►

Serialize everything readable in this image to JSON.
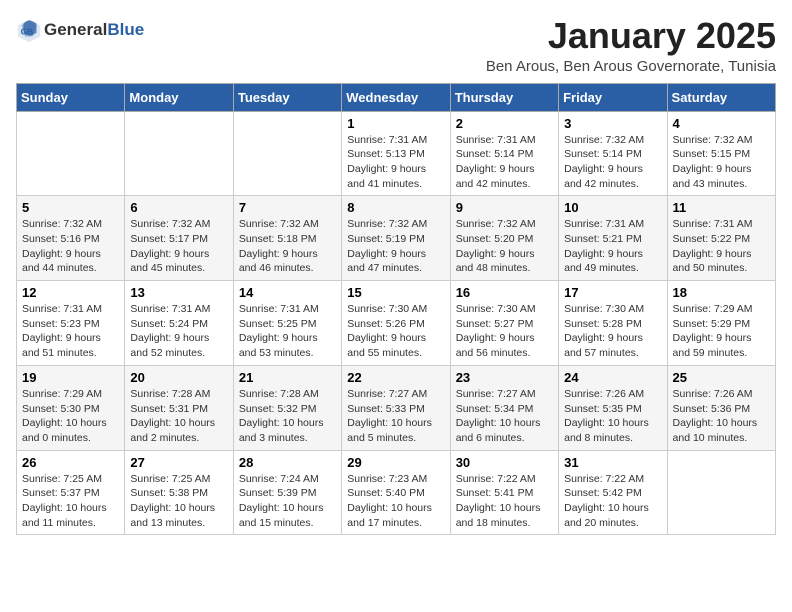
{
  "header": {
    "logo_general": "General",
    "logo_blue": "Blue",
    "month": "January 2025",
    "location": "Ben Arous, Ben Arous Governorate, Tunisia"
  },
  "weekdays": [
    "Sunday",
    "Monday",
    "Tuesday",
    "Wednesday",
    "Thursday",
    "Friday",
    "Saturday"
  ],
  "weeks": [
    [
      {
        "day": "",
        "sunrise": "",
        "sunset": "",
        "daylight": ""
      },
      {
        "day": "",
        "sunrise": "",
        "sunset": "",
        "daylight": ""
      },
      {
        "day": "",
        "sunrise": "",
        "sunset": "",
        "daylight": ""
      },
      {
        "day": "1",
        "sunrise": "Sunrise: 7:31 AM",
        "sunset": "Sunset: 5:13 PM",
        "daylight": "Daylight: 9 hours and 41 minutes."
      },
      {
        "day": "2",
        "sunrise": "Sunrise: 7:31 AM",
        "sunset": "Sunset: 5:14 PM",
        "daylight": "Daylight: 9 hours and 42 minutes."
      },
      {
        "day": "3",
        "sunrise": "Sunrise: 7:32 AM",
        "sunset": "Sunset: 5:14 PM",
        "daylight": "Daylight: 9 hours and 42 minutes."
      },
      {
        "day": "4",
        "sunrise": "Sunrise: 7:32 AM",
        "sunset": "Sunset: 5:15 PM",
        "daylight": "Daylight: 9 hours and 43 minutes."
      }
    ],
    [
      {
        "day": "5",
        "sunrise": "Sunrise: 7:32 AM",
        "sunset": "Sunset: 5:16 PM",
        "daylight": "Daylight: 9 hours and 44 minutes."
      },
      {
        "day": "6",
        "sunrise": "Sunrise: 7:32 AM",
        "sunset": "Sunset: 5:17 PM",
        "daylight": "Daylight: 9 hours and 45 minutes."
      },
      {
        "day": "7",
        "sunrise": "Sunrise: 7:32 AM",
        "sunset": "Sunset: 5:18 PM",
        "daylight": "Daylight: 9 hours and 46 minutes."
      },
      {
        "day": "8",
        "sunrise": "Sunrise: 7:32 AM",
        "sunset": "Sunset: 5:19 PM",
        "daylight": "Daylight: 9 hours and 47 minutes."
      },
      {
        "day": "9",
        "sunrise": "Sunrise: 7:32 AM",
        "sunset": "Sunset: 5:20 PM",
        "daylight": "Daylight: 9 hours and 48 minutes."
      },
      {
        "day": "10",
        "sunrise": "Sunrise: 7:31 AM",
        "sunset": "Sunset: 5:21 PM",
        "daylight": "Daylight: 9 hours and 49 minutes."
      },
      {
        "day": "11",
        "sunrise": "Sunrise: 7:31 AM",
        "sunset": "Sunset: 5:22 PM",
        "daylight": "Daylight: 9 hours and 50 minutes."
      }
    ],
    [
      {
        "day": "12",
        "sunrise": "Sunrise: 7:31 AM",
        "sunset": "Sunset: 5:23 PM",
        "daylight": "Daylight: 9 hours and 51 minutes."
      },
      {
        "day": "13",
        "sunrise": "Sunrise: 7:31 AM",
        "sunset": "Sunset: 5:24 PM",
        "daylight": "Daylight: 9 hours and 52 minutes."
      },
      {
        "day": "14",
        "sunrise": "Sunrise: 7:31 AM",
        "sunset": "Sunset: 5:25 PM",
        "daylight": "Daylight: 9 hours and 53 minutes."
      },
      {
        "day": "15",
        "sunrise": "Sunrise: 7:30 AM",
        "sunset": "Sunset: 5:26 PM",
        "daylight": "Daylight: 9 hours and 55 minutes."
      },
      {
        "day": "16",
        "sunrise": "Sunrise: 7:30 AM",
        "sunset": "Sunset: 5:27 PM",
        "daylight": "Daylight: 9 hours and 56 minutes."
      },
      {
        "day": "17",
        "sunrise": "Sunrise: 7:30 AM",
        "sunset": "Sunset: 5:28 PM",
        "daylight": "Daylight: 9 hours and 57 minutes."
      },
      {
        "day": "18",
        "sunrise": "Sunrise: 7:29 AM",
        "sunset": "Sunset: 5:29 PM",
        "daylight": "Daylight: 9 hours and 59 minutes."
      }
    ],
    [
      {
        "day": "19",
        "sunrise": "Sunrise: 7:29 AM",
        "sunset": "Sunset: 5:30 PM",
        "daylight": "Daylight: 10 hours and 0 minutes."
      },
      {
        "day": "20",
        "sunrise": "Sunrise: 7:28 AM",
        "sunset": "Sunset: 5:31 PM",
        "daylight": "Daylight: 10 hours and 2 minutes."
      },
      {
        "day": "21",
        "sunrise": "Sunrise: 7:28 AM",
        "sunset": "Sunset: 5:32 PM",
        "daylight": "Daylight: 10 hours and 3 minutes."
      },
      {
        "day": "22",
        "sunrise": "Sunrise: 7:27 AM",
        "sunset": "Sunset: 5:33 PM",
        "daylight": "Daylight: 10 hours and 5 minutes."
      },
      {
        "day": "23",
        "sunrise": "Sunrise: 7:27 AM",
        "sunset": "Sunset: 5:34 PM",
        "daylight": "Daylight: 10 hours and 6 minutes."
      },
      {
        "day": "24",
        "sunrise": "Sunrise: 7:26 AM",
        "sunset": "Sunset: 5:35 PM",
        "daylight": "Daylight: 10 hours and 8 minutes."
      },
      {
        "day": "25",
        "sunrise": "Sunrise: 7:26 AM",
        "sunset": "Sunset: 5:36 PM",
        "daylight": "Daylight: 10 hours and 10 minutes."
      }
    ],
    [
      {
        "day": "26",
        "sunrise": "Sunrise: 7:25 AM",
        "sunset": "Sunset: 5:37 PM",
        "daylight": "Daylight: 10 hours and 11 minutes."
      },
      {
        "day": "27",
        "sunrise": "Sunrise: 7:25 AM",
        "sunset": "Sunset: 5:38 PM",
        "daylight": "Daylight: 10 hours and 13 minutes."
      },
      {
        "day": "28",
        "sunrise": "Sunrise: 7:24 AM",
        "sunset": "Sunset: 5:39 PM",
        "daylight": "Daylight: 10 hours and 15 minutes."
      },
      {
        "day": "29",
        "sunrise": "Sunrise: 7:23 AM",
        "sunset": "Sunset: 5:40 PM",
        "daylight": "Daylight: 10 hours and 17 minutes."
      },
      {
        "day": "30",
        "sunrise": "Sunrise: 7:22 AM",
        "sunset": "Sunset: 5:41 PM",
        "daylight": "Daylight: 10 hours and 18 minutes."
      },
      {
        "day": "31",
        "sunrise": "Sunrise: 7:22 AM",
        "sunset": "Sunset: 5:42 PM",
        "daylight": "Daylight: 10 hours and 20 minutes."
      },
      {
        "day": "",
        "sunrise": "",
        "sunset": "",
        "daylight": ""
      }
    ]
  ]
}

◄

Give the entries again word for word, but skip the pictures.

Serialize everything readable in this image to JSON.
{
  "header": {
    "logo_general": "General",
    "logo_blue": "Blue",
    "month": "January 2025",
    "location": "Ben Arous, Ben Arous Governorate, Tunisia"
  },
  "weekdays": [
    "Sunday",
    "Monday",
    "Tuesday",
    "Wednesday",
    "Thursday",
    "Friday",
    "Saturday"
  ],
  "weeks": [
    [
      {
        "day": "",
        "sunrise": "",
        "sunset": "",
        "daylight": ""
      },
      {
        "day": "",
        "sunrise": "",
        "sunset": "",
        "daylight": ""
      },
      {
        "day": "",
        "sunrise": "",
        "sunset": "",
        "daylight": ""
      },
      {
        "day": "1",
        "sunrise": "Sunrise: 7:31 AM",
        "sunset": "Sunset: 5:13 PM",
        "daylight": "Daylight: 9 hours and 41 minutes."
      },
      {
        "day": "2",
        "sunrise": "Sunrise: 7:31 AM",
        "sunset": "Sunset: 5:14 PM",
        "daylight": "Daylight: 9 hours and 42 minutes."
      },
      {
        "day": "3",
        "sunrise": "Sunrise: 7:32 AM",
        "sunset": "Sunset: 5:14 PM",
        "daylight": "Daylight: 9 hours and 42 minutes."
      },
      {
        "day": "4",
        "sunrise": "Sunrise: 7:32 AM",
        "sunset": "Sunset: 5:15 PM",
        "daylight": "Daylight: 9 hours and 43 minutes."
      }
    ],
    [
      {
        "day": "5",
        "sunrise": "Sunrise: 7:32 AM",
        "sunset": "Sunset: 5:16 PM",
        "daylight": "Daylight: 9 hours and 44 minutes."
      },
      {
        "day": "6",
        "sunrise": "Sunrise: 7:32 AM",
        "sunset": "Sunset: 5:17 PM",
        "daylight": "Daylight: 9 hours and 45 minutes."
      },
      {
        "day": "7",
        "sunrise": "Sunrise: 7:32 AM",
        "sunset": "Sunset: 5:18 PM",
        "daylight": "Daylight: 9 hours and 46 minutes."
      },
      {
        "day": "8",
        "sunrise": "Sunrise: 7:32 AM",
        "sunset": "Sunset: 5:19 PM",
        "daylight": "Daylight: 9 hours and 47 minutes."
      },
      {
        "day": "9",
        "sunrise": "Sunrise: 7:32 AM",
        "sunset": "Sunset: 5:20 PM",
        "daylight": "Daylight: 9 hours and 48 minutes."
      },
      {
        "day": "10",
        "sunrise": "Sunrise: 7:31 AM",
        "sunset": "Sunset: 5:21 PM",
        "daylight": "Daylight: 9 hours and 49 minutes."
      },
      {
        "day": "11",
        "sunrise": "Sunrise: 7:31 AM",
        "sunset": "Sunset: 5:22 PM",
        "daylight": "Daylight: 9 hours and 50 minutes."
      }
    ],
    [
      {
        "day": "12",
        "sunrise": "Sunrise: 7:31 AM",
        "sunset": "Sunset: 5:23 PM",
        "daylight": "Daylight: 9 hours and 51 minutes."
      },
      {
        "day": "13",
        "sunrise": "Sunrise: 7:31 AM",
        "sunset": "Sunset: 5:24 PM",
        "daylight": "Daylight: 9 hours and 52 minutes."
      },
      {
        "day": "14",
        "sunrise": "Sunrise: 7:31 AM",
        "sunset": "Sunset: 5:25 PM",
        "daylight": "Daylight: 9 hours and 53 minutes."
      },
      {
        "day": "15",
        "sunrise": "Sunrise: 7:30 AM",
        "sunset": "Sunset: 5:26 PM",
        "daylight": "Daylight: 9 hours and 55 minutes."
      },
      {
        "day": "16",
        "sunrise": "Sunrise: 7:30 AM",
        "sunset": "Sunset: 5:27 PM",
        "daylight": "Daylight: 9 hours and 56 minutes."
      },
      {
        "day": "17",
        "sunrise": "Sunrise: 7:30 AM",
        "sunset": "Sunset: 5:28 PM",
        "daylight": "Daylight: 9 hours and 57 minutes."
      },
      {
        "day": "18",
        "sunrise": "Sunrise: 7:29 AM",
        "sunset": "Sunset: 5:29 PM",
        "daylight": "Daylight: 9 hours and 59 minutes."
      }
    ],
    [
      {
        "day": "19",
        "sunrise": "Sunrise: 7:29 AM",
        "sunset": "Sunset: 5:30 PM",
        "daylight": "Daylight: 10 hours and 0 minutes."
      },
      {
        "day": "20",
        "sunrise": "Sunrise: 7:28 AM",
        "sunset": "Sunset: 5:31 PM",
        "daylight": "Daylight: 10 hours and 2 minutes."
      },
      {
        "day": "21",
        "sunrise": "Sunrise: 7:28 AM",
        "sunset": "Sunset: 5:32 PM",
        "daylight": "Daylight: 10 hours and 3 minutes."
      },
      {
        "day": "22",
        "sunrise": "Sunrise: 7:27 AM",
        "sunset": "Sunset: 5:33 PM",
        "daylight": "Daylight: 10 hours and 5 minutes."
      },
      {
        "day": "23",
        "sunrise": "Sunrise: 7:27 AM",
        "sunset": "Sunset: 5:34 PM",
        "daylight": "Daylight: 10 hours and 6 minutes."
      },
      {
        "day": "24",
        "sunrise": "Sunrise: 7:26 AM",
        "sunset": "Sunset: 5:35 PM",
        "daylight": "Daylight: 10 hours and 8 minutes."
      },
      {
        "day": "25",
        "sunrise": "Sunrise: 7:26 AM",
        "sunset": "Sunset: 5:36 PM",
        "daylight": "Daylight: 10 hours and 10 minutes."
      }
    ],
    [
      {
        "day": "26",
        "sunrise": "Sunrise: 7:25 AM",
        "sunset": "Sunset: 5:37 PM",
        "daylight": "Daylight: 10 hours and 11 minutes."
      },
      {
        "day": "27",
        "sunrise": "Sunrise: 7:25 AM",
        "sunset": "Sunset: 5:38 PM",
        "daylight": "Daylight: 10 hours and 13 minutes."
      },
      {
        "day": "28",
        "sunrise": "Sunrise: 7:24 AM",
        "sunset": "Sunset: 5:39 PM",
        "daylight": "Daylight: 10 hours and 15 minutes."
      },
      {
        "day": "29",
        "sunrise": "Sunrise: 7:23 AM",
        "sunset": "Sunset: 5:40 PM",
        "daylight": "Daylight: 10 hours and 17 minutes."
      },
      {
        "day": "30",
        "sunrise": "Sunrise: 7:22 AM",
        "sunset": "Sunset: 5:41 PM",
        "daylight": "Daylight: 10 hours and 18 minutes."
      },
      {
        "day": "31",
        "sunrise": "Sunrise: 7:22 AM",
        "sunset": "Sunset: 5:42 PM",
        "daylight": "Daylight: 10 hours and 20 minutes."
      },
      {
        "day": "",
        "sunrise": "",
        "sunset": "",
        "daylight": ""
      }
    ]
  ]
}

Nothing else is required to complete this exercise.